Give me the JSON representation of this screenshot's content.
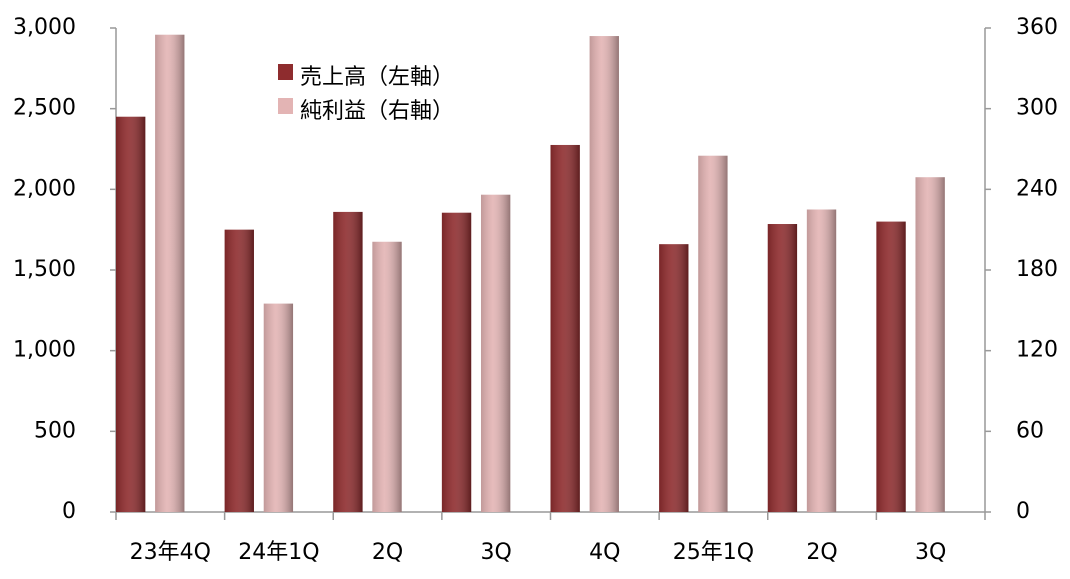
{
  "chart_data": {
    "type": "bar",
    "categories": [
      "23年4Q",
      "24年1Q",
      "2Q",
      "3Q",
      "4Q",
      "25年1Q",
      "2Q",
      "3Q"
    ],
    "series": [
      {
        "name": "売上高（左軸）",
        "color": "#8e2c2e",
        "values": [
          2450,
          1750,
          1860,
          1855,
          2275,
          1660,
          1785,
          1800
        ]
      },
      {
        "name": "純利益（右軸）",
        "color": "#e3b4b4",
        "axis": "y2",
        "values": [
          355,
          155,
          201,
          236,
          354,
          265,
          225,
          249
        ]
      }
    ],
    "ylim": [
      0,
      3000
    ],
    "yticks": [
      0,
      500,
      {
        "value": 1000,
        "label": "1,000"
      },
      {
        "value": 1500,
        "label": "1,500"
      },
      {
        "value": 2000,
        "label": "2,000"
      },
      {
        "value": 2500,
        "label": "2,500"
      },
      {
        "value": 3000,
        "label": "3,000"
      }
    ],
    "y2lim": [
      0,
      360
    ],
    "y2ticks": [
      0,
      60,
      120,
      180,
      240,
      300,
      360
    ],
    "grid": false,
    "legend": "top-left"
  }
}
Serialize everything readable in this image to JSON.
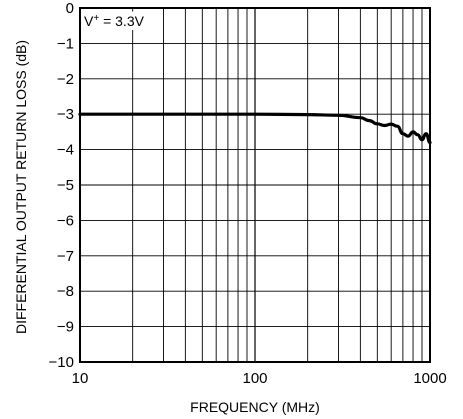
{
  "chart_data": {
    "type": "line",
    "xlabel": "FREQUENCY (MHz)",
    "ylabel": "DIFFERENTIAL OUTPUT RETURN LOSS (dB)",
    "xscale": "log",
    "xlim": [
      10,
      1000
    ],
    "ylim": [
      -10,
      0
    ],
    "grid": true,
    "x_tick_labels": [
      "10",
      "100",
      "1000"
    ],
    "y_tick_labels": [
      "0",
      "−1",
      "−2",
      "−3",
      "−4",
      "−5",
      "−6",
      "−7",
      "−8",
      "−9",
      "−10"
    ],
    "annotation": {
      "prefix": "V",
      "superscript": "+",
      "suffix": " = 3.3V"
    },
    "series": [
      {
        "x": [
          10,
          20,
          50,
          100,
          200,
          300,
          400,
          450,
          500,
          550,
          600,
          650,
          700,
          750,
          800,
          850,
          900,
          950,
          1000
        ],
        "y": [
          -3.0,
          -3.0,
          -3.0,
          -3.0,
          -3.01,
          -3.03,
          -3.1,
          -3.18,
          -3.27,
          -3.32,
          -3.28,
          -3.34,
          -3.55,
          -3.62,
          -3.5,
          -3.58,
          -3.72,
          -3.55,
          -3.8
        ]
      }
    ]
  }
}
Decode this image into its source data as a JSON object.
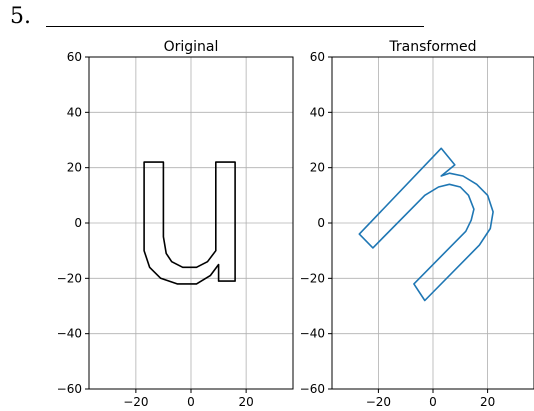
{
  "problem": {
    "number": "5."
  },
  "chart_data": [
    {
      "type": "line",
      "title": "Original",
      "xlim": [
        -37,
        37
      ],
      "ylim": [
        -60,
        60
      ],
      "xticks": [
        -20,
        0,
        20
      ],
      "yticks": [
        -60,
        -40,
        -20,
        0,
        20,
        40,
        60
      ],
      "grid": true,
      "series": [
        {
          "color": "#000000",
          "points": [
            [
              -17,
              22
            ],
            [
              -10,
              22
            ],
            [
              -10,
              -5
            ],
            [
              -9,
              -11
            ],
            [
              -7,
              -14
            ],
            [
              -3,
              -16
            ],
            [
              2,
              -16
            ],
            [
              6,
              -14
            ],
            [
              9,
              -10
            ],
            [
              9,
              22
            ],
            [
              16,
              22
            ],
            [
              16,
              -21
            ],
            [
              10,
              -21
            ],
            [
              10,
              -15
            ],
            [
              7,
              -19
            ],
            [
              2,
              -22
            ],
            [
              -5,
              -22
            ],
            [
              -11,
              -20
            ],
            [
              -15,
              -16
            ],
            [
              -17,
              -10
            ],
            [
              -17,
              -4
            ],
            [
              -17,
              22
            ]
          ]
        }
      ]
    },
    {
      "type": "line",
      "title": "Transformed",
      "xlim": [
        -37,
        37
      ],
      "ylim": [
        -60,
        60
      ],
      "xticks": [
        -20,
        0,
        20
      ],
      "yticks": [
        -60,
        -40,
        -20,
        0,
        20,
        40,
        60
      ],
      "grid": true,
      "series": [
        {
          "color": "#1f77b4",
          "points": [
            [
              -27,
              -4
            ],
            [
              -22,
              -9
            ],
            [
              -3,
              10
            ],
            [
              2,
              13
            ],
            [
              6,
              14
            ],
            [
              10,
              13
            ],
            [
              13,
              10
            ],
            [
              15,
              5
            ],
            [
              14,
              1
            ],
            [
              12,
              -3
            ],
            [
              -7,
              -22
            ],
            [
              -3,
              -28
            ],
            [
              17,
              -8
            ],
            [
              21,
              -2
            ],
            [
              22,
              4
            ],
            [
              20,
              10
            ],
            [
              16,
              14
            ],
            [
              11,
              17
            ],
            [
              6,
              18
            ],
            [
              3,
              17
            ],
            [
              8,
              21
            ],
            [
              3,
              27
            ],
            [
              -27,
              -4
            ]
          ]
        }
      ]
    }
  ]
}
=-=-=
# PROMPT
Pictures in the records above are not copied; print everything else exactly.

# COMPLETE ANSWER
Give me the JSON representation of this screenshot's content.
{
  "chart_data": {
    "type": "bar",
    "categories": [
      "23年4Q",
      "24年1Q",
      "2Q",
      "3Q",
      "4Q",
      "25年1Q",
      "2Q",
      "3Q"
    ],
    "series": [
      {
        "name": "売上高（左軸）",
        "color": "#8e2c2e",
        "values": [
          2450,
          1750,
          1860,
          1855,
          2275,
          1660,
          1785,
          1800
        ]
      },
      {
        "name": "純利益（右軸）",
        "color": "#e3b4b4",
        "axis": "y2",
        "values": [
          355,
          155,
          201,
          236,
          354,
          265,
          225,
          249
        ]
      }
    ],
    "ylim": [
      0,
      3000
    ],
    "yticks": [
      0,
      500,
      {
        "value": 1000,
        "label": "1,000"
      },
      {
        "value": 1500,
        "label": "1,500"
      },
      {
        "value": 2000,
        "label": "2,000"
      },
      {
        "value": 2500,
        "label": "2,500"
      },
      {
        "value": 3000,
        "label": "3,000"
      }
    ],
    "y2lim": [
      0,
      360
    ],
    "y2ticks": [
      0,
      60,
      120,
      180,
      240,
      300,
      360
    ],
    "grid": false,
    "legend": "top-left"
  }
}
Serialize everything readable in this image to JSON.
{
  "chart_data": {
    "type": "line",
    "xlabel": "FREQUENCY (MHz)",
    "ylabel": "DIFFERENTIAL OUTPUT RETURN LOSS (dB)",
    "xscale": "log",
    "xlim": [
      10,
      1000
    ],
    "ylim": [
      -10,
      0
    ],
    "grid": true,
    "x_tick_labels": [
      "10",
      "100",
      "1000"
    ],
    "y_tick_labels": [
      "0",
      "−1",
      "−2",
      "−3",
      "−4",
      "−5",
      "−6",
      "−7",
      "−8",
      "−9",
      "−10"
    ],
    "annotation": {
      "prefix": "V",
      "superscript": "+",
      "suffix": " = 3.3V"
    },
    "series": [
      {
        "x": [
          10,
          20,
          50,
          100,
          200,
          300,
          400,
          450,
          500,
          550,
          600,
          650,
          700,
          750,
          800,
          850,
          900,
          950,
          1000
        ],
        "y": [
          -3.0,
          -3.0,
          -3.0,
          -3.0,
          -3.01,
          -3.03,
          -3.1,
          -3.18,
          -3.27,
          -3.32,
          -3.28,
          -3.34,
          -3.55,
          -3.62,
          -3.5,
          -3.58,
          -3.72,
          -3.55,
          -3.8
        ]
      }
    ]
  }
}
Decode this image into its source data as a JSON object.
{
  "problem": {
    "number": "5."
  },
  "chart_data": [
    {
      "type": "line",
      "title": "Original",
      "xlim": [
        -37,
        37
      ],
      "ylim": [
        -60,
        60
      ],
      "xticks": [
        -20,
        0,
        20
      ],
      "yticks": [
        -60,
        -40,
        -20,
        0,
        20,
        40,
        60
      ],
      "grid": true,
      "series": [
        {
          "color": "#000000",
          "points": [
            [
              -17,
              22
            ],
            [
              -10,
              22
            ],
            [
              -10,
              -5
            ],
            [
              -9,
              -11
            ],
            [
              -7,
              -14
            ],
            [
              -3,
              -16
            ],
            [
              2,
              -16
            ],
            [
              6,
              -14
            ],
            [
              9,
              -10
            ],
            [
              9,
              22
            ],
            [
              16,
              22
            ],
            [
              16,
              -21
            ],
            [
              10,
              -21
            ],
            [
              10,
              -15
            ],
            [
              7,
              -19
            ],
            [
              2,
              -22
            ],
            [
              -5,
              -22
            ],
            [
              -11,
              -20
            ],
            [
              -15,
              -16
            ],
            [
              -17,
              -10
            ],
            [
              -17,
              -4
            ],
            [
              -17,
              22
            ]
          ]
        }
      ]
    },
    {
      "type": "line",
      "title": "Transformed",
      "xlim": [
        -37,
        37
      ],
      "ylim": [
        -60,
        60
      ],
      "xticks": [
        -20,
        0,
        20
      ],
      "yticks": [
        -60,
        -40,
        -20,
        0,
        20,
        40,
        60
      ],
      "grid": true,
      "series": [
        {
          "color": "#1f77b4",
          "points": [
            [
              -27,
              -4
            ],
            [
              -22,
              -9
            ],
            [
              -3,
              10
            ],
            [
              2,
              13
            ],
            [
              6,
              14
            ],
            [
              10,
              13
            ],
            [
              13,
              10
            ],
            [
              15,
              5
            ],
            [
              14,
              1
            ],
            [
              12,
              -3
            ],
            [
              -7,
              -22
            ],
            [
              -3,
              -28
            ],
            [
              17,
              -8
            ],
            [
              21,
              -2
            ],
            [
              22,
              4
            ],
            [
              20,
              10
            ],
            [
              16,
              14
            ],
            [
              11,
              17
            ],
            [
              6,
              18
            ],
            [
              3,
              17
            ],
            [
              8,
              21
            ],
            [
              3,
              27
            ],
            [
              -27,
              -4
            ]
          ]
        }
      ]
    }
  ]
}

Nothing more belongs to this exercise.